> _What to do_:
Please rewrite the rows from the first one through the row containing "x-tick-label: 2546 — [630, 299, 654, 311]", replacing "data-label" with "value-label" and leaving everything else unchanged.
# start of Recorded information
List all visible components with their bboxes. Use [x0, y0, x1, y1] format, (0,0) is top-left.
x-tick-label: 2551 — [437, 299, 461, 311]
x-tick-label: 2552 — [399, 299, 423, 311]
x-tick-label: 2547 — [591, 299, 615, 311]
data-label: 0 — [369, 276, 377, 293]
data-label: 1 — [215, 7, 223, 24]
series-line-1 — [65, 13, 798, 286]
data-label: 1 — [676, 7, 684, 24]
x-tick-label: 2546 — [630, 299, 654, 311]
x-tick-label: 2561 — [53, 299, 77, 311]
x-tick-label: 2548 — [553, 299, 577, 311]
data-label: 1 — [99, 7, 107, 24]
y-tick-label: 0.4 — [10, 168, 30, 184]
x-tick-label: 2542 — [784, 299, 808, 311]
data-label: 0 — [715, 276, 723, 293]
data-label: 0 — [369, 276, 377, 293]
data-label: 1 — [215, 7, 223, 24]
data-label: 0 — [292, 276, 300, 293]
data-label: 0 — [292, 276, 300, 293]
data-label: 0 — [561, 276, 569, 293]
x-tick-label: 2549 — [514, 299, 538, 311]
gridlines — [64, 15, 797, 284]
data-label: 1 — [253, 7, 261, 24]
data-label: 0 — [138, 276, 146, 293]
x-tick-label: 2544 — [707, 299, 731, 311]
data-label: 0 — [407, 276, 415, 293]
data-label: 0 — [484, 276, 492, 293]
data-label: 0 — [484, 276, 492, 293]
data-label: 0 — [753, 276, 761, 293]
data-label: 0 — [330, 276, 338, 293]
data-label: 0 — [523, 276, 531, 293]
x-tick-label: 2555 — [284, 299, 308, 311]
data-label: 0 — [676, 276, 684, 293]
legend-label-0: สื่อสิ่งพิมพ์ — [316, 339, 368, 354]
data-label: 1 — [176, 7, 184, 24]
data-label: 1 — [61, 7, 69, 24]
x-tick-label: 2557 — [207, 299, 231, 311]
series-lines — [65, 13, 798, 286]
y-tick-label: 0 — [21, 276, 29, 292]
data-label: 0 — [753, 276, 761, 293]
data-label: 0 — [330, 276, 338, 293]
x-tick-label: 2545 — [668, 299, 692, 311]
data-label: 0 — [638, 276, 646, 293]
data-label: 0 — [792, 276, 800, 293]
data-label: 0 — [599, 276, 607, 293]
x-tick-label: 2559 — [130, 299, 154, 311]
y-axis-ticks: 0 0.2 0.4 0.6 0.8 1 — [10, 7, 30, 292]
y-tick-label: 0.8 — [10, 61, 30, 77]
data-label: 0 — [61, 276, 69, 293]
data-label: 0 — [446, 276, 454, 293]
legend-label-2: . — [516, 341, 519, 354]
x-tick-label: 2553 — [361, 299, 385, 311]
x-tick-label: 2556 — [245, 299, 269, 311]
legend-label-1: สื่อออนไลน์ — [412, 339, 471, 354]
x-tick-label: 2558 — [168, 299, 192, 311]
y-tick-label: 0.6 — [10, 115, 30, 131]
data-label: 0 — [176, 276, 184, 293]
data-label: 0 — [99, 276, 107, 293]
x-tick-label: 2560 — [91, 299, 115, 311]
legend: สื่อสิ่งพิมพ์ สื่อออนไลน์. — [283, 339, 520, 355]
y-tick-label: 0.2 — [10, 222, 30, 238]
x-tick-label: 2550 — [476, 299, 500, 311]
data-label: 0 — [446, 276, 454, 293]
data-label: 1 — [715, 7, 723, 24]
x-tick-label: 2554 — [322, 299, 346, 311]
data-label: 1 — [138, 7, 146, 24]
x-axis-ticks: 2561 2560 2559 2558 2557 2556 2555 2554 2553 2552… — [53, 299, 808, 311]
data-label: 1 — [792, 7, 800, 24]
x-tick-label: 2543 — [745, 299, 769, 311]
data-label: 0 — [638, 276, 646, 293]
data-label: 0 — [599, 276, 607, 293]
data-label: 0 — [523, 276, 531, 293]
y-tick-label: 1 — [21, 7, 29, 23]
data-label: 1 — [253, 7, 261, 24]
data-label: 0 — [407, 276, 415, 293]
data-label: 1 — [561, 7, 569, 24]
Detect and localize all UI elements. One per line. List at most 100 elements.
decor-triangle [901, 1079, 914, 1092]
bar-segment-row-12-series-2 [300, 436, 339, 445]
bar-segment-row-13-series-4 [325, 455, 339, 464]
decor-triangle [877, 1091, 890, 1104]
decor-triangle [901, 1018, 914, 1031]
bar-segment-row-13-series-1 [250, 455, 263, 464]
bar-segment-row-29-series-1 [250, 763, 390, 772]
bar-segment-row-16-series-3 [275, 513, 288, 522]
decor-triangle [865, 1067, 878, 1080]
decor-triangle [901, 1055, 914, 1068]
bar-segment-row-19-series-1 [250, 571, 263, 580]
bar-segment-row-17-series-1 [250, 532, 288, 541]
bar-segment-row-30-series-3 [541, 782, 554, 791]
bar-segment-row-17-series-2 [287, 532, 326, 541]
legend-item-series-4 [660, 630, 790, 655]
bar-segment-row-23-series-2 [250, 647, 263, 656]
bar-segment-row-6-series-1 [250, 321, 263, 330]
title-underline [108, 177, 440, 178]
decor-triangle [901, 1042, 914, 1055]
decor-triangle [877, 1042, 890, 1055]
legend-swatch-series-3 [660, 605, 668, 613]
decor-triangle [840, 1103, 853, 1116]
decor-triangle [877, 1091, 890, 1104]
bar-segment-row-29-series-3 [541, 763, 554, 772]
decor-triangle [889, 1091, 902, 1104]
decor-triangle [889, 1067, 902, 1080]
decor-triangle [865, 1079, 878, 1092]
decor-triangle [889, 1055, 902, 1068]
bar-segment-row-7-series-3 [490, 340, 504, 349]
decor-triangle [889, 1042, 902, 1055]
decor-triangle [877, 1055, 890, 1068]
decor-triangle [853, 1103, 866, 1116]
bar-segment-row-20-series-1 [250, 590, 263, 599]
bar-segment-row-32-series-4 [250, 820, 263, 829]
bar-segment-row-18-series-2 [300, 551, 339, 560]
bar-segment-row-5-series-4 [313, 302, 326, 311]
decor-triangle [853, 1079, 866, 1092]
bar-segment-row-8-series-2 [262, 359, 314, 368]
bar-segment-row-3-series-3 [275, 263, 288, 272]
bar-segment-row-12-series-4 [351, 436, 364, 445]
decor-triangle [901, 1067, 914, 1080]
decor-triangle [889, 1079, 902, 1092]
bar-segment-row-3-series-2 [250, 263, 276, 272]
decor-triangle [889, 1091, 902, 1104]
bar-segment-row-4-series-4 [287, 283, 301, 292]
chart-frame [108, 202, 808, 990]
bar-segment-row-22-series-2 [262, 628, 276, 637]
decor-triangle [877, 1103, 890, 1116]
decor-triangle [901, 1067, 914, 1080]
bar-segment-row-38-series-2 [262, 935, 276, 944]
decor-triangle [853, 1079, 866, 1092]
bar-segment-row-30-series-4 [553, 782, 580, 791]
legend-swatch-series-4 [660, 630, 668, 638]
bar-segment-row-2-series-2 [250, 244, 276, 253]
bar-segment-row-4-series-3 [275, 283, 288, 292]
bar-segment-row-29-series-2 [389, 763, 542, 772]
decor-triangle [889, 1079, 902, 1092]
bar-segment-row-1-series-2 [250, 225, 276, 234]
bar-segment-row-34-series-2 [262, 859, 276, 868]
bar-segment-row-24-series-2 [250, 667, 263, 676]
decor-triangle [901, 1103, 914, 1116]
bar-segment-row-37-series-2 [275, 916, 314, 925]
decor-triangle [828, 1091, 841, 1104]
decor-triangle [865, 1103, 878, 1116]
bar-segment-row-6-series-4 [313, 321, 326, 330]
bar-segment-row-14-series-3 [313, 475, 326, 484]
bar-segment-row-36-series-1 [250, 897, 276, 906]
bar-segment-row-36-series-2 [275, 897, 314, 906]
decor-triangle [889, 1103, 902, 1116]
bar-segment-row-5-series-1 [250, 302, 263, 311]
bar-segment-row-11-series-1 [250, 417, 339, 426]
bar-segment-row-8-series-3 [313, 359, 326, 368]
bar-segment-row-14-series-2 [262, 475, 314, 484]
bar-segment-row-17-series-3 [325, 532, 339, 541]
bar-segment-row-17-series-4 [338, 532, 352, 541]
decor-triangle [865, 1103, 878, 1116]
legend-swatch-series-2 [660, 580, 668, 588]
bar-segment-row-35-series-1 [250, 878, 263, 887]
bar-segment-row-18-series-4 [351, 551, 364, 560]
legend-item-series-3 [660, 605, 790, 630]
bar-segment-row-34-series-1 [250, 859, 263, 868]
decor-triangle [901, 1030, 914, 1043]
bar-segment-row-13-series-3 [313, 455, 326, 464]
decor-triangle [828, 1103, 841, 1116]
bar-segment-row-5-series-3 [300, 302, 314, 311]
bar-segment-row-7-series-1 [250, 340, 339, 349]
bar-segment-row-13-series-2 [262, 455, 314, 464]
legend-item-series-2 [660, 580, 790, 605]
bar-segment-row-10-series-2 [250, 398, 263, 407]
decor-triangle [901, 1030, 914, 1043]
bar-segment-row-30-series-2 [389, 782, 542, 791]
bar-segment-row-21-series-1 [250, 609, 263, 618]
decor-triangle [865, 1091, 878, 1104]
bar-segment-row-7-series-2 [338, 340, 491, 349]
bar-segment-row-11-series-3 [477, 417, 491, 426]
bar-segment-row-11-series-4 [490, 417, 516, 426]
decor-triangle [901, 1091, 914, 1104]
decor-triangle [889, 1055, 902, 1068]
# end of Recorded information
> _Exercise response_:
List all visible components with their bboxes. Use [x0, y0, x1, y1] format, (0,0) is top-left.
x-tick-label: 2551 — [437, 299, 461, 311]
x-tick-label: 2552 — [399, 299, 423, 311]
x-tick-label: 2547 — [591, 299, 615, 311]
value-label: 0 — [369, 276, 377, 293]
value-label: 1 — [215, 7, 223, 24]
series-line-1 — [65, 13, 798, 286]
value-label: 1 — [676, 7, 684, 24]
x-tick-label: 2546 — [630, 299, 654, 311]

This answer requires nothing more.